*Input records:*
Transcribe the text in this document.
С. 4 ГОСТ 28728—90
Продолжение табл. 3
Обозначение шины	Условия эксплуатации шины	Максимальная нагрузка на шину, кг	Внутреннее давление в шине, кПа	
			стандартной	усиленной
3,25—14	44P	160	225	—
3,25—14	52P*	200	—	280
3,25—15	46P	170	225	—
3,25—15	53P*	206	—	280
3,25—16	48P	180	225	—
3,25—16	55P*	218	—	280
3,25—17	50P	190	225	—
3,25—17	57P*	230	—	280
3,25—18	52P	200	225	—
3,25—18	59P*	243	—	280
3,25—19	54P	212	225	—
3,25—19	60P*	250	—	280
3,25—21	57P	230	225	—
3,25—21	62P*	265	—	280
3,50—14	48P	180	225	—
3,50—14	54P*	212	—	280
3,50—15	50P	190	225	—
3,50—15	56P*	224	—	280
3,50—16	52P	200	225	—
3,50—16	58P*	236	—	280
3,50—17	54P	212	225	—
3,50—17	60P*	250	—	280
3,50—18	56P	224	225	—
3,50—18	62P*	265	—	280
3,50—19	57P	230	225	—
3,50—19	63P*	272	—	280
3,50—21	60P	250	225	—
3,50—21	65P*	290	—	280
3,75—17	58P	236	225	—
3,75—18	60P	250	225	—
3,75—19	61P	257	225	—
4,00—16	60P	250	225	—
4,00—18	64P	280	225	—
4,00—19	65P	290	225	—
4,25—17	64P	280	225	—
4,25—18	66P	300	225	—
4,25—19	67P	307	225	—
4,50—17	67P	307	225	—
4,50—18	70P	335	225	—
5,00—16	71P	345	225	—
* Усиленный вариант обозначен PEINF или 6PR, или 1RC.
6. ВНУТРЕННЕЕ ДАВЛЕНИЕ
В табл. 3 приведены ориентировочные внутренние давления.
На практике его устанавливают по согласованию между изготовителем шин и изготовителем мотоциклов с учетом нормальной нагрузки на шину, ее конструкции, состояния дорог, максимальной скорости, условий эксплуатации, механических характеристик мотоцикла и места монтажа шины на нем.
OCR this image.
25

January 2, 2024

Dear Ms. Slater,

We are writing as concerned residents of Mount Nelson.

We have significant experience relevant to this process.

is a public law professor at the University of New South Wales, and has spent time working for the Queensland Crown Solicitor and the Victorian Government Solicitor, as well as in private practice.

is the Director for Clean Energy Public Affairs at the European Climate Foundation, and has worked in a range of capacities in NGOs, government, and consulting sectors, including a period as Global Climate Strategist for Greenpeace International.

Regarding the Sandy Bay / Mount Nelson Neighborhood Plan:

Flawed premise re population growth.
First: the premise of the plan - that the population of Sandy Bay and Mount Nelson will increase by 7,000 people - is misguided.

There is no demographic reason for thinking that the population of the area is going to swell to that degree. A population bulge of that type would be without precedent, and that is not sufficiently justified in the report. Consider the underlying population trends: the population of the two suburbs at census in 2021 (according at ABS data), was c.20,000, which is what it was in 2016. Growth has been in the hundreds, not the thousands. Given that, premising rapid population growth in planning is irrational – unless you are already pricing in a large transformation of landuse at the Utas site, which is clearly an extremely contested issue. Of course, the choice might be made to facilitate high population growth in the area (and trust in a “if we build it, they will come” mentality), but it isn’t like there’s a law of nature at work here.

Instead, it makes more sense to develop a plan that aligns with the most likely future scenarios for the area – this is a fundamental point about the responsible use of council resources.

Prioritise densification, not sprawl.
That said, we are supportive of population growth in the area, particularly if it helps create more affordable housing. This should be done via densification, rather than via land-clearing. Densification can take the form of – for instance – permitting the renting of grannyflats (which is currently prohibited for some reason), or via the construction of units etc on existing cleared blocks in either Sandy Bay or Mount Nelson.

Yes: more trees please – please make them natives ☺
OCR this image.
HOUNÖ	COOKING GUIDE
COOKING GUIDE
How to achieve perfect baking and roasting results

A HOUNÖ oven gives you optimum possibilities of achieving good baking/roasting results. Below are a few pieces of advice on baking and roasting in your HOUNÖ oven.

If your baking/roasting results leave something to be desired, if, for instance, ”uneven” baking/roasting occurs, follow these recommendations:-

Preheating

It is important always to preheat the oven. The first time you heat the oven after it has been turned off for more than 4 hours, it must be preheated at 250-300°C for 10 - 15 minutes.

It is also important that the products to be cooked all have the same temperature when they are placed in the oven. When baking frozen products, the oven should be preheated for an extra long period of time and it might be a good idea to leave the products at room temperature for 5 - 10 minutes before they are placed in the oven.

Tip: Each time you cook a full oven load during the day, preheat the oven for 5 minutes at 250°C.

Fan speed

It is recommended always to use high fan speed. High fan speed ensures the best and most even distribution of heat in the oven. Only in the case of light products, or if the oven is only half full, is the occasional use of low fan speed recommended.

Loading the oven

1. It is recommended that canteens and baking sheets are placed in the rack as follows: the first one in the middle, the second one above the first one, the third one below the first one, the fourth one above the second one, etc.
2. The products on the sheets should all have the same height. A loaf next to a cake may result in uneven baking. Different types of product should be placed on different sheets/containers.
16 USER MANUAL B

*Written request:*
All of the entries above need to be reproduced exactly.

*Exercise answer:*
Transcribe the text in this document.
С. 4 ГОСТ 28728—90
Продолжение табл. 3
Обозначение шины	Условия эксплуатации шины	Максимальная нагрузка на шину, кг	Внутреннее давление в шине, кПа	
			стандартной	усиленной
3,25—14	44P	160	225	—
3,25—14	52P*	200	—	280
3,25—15	46P	170	225	—
3,25—15	53P*	206	—	280
3,25—16	48P	180	225	—
3,25—16	55P*	218	—	280
3,25—17	50P	190	225	—
3,25—17	57P*	230	—	280
3,25—18	52P	200	225	—
3,25—18	59P*	243	—	280
3,25—19	54P	212	225	—
3,25—19	60P*	250	—	280
3,25—21	57P	230	225	—
3,25—21	62P*	265	—	280
3,50—14	48P	180	225	—
3,50—14	54P*	212	—	280
3,50—15	50P	190	225	—
3,50—15	56P*	224	—	280
3,50—16	52P	200	225	—
3,50—16	58P*	236	—	280
3,50—17	54P	212	225	—
3,50—17	60P*	250	—	280
3,50—18	56P	224	225	—
3,50—18	62P*	265	—	280
3,50—19	57P	230	225	—
3,50—19	63P*	272	—	280
3,50—21	60P	250	225	—
3,50—21	65P*	290	—	280
3,75—17	58P	236	225	—
3,75—18	60P	250	225	—
3,75—19	61P	257	225	—
4,00—16	60P	250	225	—
4,00—18	64P	280	225	—
4,00—19	65P	290	225	—
4,25—17	64P	280	225	—
4,25—18	66P	300	225	—
4,25—19	67P	307	225	—
4,50—17	67P	307	225	—
4,50—18	70P	335	225	—
5,00—16	71P	345	225	—
* Усиленный вариант обозначен PEINF или 6PR, или 1RC.
6. ВНУТРЕННЕЕ ДАВЛЕНИЕ
В табл. 3 приведены ориентировочные внутренние давления.
На практике его устанавливают по согласованию между изготовителем шин и изготовителем мотоциклов с учетом нормальной нагрузки на шину, ее конструкции, состояния дорог, максимальной скорости, условий эксплуатации, механических характеристик мотоцикла и места монтажа шины на нем.
OCR this image.
25

January 2, 2024

Dear Ms. Slater,

We are writing as concerned residents of Mount Nelson.

We have significant experience relevant to this process.

is a public law professor at the University of New South Wales, and has spent time working for the Queensland Crown Solicitor and the Victorian Government Solicitor, as well as in private practice.

is the Director for Clean Energy Public Affairs at the European Climate Foundation, and has worked in a range of capacities in NGOs, government, and consulting sectors, including a period as Global Climate Strategist for Greenpeace International.

Regarding the Sandy Bay / Mount Nelson Neighborhood Plan:

Flawed premise re population growth.
First: the premise of the plan - that the population of Sandy Bay and Mount Nelson will increase by 7,000 people - is misguided.

There is no demographic reason for thinking that the population of the area is going to swell to that degree. A population bulge of that type would be without precedent, and that is not sufficiently justified in the report. Consider the underlying population trends: the population of the two suburbs at census in 2021 (according at ABS data), was c.20,000, which is what it was in 2016. Growth has been in the hundreds, not the thousands. Given that, premising rapid population growth in planning is irrational – unless you are already pricing in a large transformation of landuse at the Utas site, which is clearly an extremely contested issue. Of course, the choice might be made to facilitate high population growth in the area (and trust in a “if we build it, they will come” mentality), but it isn’t like there’s a law of nature at work here.

Instead, it makes more sense to develop a plan that aligns with the most likely future scenarios for the area – this is a fundamental point about the responsible use of council resources.

Prioritise densification, not sprawl.
That said, we are supportive of population growth in the area, particularly if it helps create more affordable housing. This should be done via densification, rather than via land-clearing. Densification can take the form of – for instance – permitting the renting of grannyflats (which is currently prohibited for some reason), or via the construction of units etc on existing cleared blocks in either Sandy Bay or Mount Nelson.

Yes: more trees please – please make them natives ☺
OCR this image.
HOUNÖ	COOKING GUIDE
COOKING GUIDE
How to achieve perfect baking and roasting results

A HOUNÖ oven gives you optimum possibilities of achieving good baking/roasting results. Below are a few pieces of advice on baking and roasting in your HOUNÖ oven.

If your baking/roasting results leave something to be desired, if, for instance, ”uneven” baking/roasting occurs, follow these recommendations:-

Preheating

It is important always to preheat the oven. The first time you heat the oven after it has been turned off for more than 4 hours, it must be preheated at 250-300°C for 10 - 15 minutes.

It is also important that the products to be cooked all have the same temperature when they are placed in the oven. When baking frozen products, the oven should be preheated for an extra long period of time and it might be a good idea to leave the products at room temperature for 5 - 10 minutes before they are placed in the oven.

Tip: Each time you cook a full oven load during the day, preheat the oven for 5 minutes at 250°C.

Fan speed

It is recommended always to use high fan speed. High fan speed ensures the best and most even distribution of heat in the oven. Only in the case of light products, or if the oven is only half full, is the occasional use of low fan speed recommended.

Loading the oven

1. It is recommended that canteens and baking sheets are placed in the rack as follows: the first one in the middle, the second one above the first one, the third one below the first one, the fourth one above the second one, etc.
2. The products on the sheets should all have the same height. A loaf next to a cake may result in uneven baking. Different types of product should be placed on different sheets/containers.
16 USER MANUAL B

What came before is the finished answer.